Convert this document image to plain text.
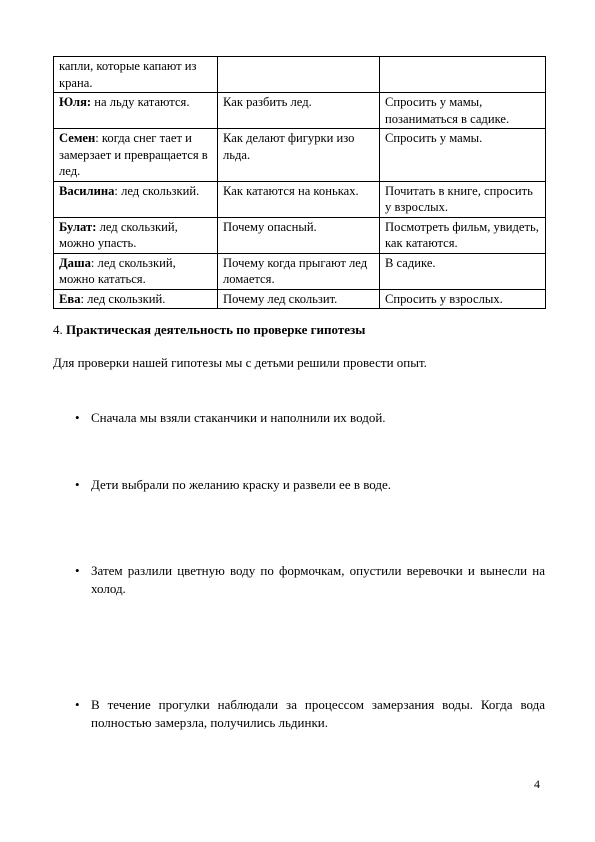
капли, которые капают из крана.		
Юля: на льду катаются.	Как разбить лед.	Спросить у мамы, позаниматься в садике.
Семен: когда снег тает и замерзает и превращается в лед.	Как делают фигурки изо льда.	Спросить у мамы.
Василина: лед скользкий.	Как катаются на коньках.	Почитать в книге, спросить у взрослых.
Булат: лед скользкий, можно упасть.	Почему опасный.	Посмотреть фильм, увидеть, как катаются.
Даша: лед скользкий, можно кататься.	Почему когда прыгают лед ломается.	В садике.
Ева: лед скользкий.	Почему лед скользит.	Спросить у взрослых.
4. Практическая деятельность по проверке гипотезы
Для проверки нашей гипотезы мы с детьми решили провести опыт.
• Сначала мы взяли стаканчики и наполнили их водой.
• Дети выбрали по желанию краску и развели ее в воде.
• Затем разлили цветную воду по формочкам, опустили веревочки и вынесли на холод.
• В течение прогулки наблюдали за процессом замерзания воды. Когда вода полностью замерзла, получились льдинки.
4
☆ ☆ ☆ ☆ ☆
YOUR OBJECTIVE: Check each line above for the string "можно" and show the ones that have it.

TASK OUTPUT:
Булат: лед скользкий, можно упасть.	Почему опасный.	Посмотреть фильм, увидеть, как катаются.
Даша: лед скользкий, можно кататься.	Почему когда прыгают лед ломается.	В садике.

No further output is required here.